***** Data section *****

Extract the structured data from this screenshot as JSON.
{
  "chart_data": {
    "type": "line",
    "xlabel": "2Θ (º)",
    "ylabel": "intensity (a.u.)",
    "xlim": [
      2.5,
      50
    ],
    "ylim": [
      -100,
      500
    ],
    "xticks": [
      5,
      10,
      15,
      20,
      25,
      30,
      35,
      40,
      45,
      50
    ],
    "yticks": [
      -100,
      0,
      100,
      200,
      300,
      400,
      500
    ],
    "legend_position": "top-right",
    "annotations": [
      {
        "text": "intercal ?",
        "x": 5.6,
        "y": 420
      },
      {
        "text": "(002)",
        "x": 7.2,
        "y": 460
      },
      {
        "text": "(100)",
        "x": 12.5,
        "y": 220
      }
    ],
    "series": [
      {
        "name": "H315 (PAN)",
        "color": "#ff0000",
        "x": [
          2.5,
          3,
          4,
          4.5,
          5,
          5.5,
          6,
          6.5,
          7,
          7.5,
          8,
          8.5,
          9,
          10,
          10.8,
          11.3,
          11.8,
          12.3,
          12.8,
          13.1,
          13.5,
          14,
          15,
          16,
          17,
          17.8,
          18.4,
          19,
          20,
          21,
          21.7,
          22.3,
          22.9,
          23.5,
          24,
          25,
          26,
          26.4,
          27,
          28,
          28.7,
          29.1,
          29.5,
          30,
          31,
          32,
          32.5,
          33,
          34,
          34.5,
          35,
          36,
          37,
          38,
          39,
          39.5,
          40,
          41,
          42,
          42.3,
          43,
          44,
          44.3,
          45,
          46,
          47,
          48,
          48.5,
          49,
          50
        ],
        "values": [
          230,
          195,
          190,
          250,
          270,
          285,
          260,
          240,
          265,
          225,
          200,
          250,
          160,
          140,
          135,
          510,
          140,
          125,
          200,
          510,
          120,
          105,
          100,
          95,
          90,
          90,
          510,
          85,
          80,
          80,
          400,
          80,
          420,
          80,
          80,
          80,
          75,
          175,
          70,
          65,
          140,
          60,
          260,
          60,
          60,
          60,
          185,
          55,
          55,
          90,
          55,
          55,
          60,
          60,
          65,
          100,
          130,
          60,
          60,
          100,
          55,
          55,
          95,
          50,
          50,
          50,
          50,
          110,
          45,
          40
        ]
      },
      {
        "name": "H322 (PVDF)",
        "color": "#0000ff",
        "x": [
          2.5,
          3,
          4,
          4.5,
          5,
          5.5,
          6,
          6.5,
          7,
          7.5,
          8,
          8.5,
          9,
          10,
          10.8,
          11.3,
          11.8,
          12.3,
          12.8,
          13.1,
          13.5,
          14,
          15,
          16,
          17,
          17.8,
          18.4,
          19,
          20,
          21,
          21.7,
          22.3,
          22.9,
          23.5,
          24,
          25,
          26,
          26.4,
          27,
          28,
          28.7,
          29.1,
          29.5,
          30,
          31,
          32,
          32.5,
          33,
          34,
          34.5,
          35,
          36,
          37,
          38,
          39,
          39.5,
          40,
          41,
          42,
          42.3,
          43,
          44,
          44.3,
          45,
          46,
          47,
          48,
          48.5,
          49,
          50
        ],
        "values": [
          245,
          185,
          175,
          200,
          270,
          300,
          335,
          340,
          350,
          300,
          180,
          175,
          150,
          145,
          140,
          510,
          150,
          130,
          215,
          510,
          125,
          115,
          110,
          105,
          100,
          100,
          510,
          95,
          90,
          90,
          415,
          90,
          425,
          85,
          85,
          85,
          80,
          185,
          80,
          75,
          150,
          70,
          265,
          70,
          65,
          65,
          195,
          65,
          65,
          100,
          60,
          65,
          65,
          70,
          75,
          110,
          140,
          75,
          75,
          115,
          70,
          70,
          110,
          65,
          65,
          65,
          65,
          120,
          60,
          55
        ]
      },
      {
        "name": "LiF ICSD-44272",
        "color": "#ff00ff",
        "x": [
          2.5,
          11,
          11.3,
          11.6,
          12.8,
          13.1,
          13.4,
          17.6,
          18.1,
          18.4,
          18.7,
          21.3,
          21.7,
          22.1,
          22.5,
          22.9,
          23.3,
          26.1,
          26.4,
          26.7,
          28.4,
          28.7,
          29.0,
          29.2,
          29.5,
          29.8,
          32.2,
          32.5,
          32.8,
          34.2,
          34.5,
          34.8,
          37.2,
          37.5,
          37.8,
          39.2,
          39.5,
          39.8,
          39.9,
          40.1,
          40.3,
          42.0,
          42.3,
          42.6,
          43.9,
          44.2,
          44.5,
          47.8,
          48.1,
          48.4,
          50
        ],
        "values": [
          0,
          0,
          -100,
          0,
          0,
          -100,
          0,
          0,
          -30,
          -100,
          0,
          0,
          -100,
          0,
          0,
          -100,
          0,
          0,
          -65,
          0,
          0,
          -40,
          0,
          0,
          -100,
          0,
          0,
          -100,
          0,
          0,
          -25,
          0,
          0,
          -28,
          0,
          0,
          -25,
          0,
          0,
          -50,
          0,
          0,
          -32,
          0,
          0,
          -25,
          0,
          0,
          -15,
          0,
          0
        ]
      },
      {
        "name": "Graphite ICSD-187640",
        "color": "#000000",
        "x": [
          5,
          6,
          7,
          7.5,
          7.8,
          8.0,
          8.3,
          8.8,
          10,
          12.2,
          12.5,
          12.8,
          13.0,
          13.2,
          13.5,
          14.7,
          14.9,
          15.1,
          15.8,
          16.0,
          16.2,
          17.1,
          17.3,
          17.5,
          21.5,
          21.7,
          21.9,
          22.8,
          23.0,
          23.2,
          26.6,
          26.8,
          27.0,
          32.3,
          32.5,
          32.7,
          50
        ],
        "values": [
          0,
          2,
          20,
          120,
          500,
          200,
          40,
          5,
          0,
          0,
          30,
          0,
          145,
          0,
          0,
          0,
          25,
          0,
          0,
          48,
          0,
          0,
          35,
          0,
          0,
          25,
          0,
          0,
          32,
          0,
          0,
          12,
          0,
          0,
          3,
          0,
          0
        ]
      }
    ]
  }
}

*****

Copy each line containing the word "name" from the data.

**Output of the task:**
        "name": "H315 (PAN)",
        "name": "H322 (PVDF)",
        "name": "LiF ICSD-44272",
        "name": "Graphite ICSD-187640",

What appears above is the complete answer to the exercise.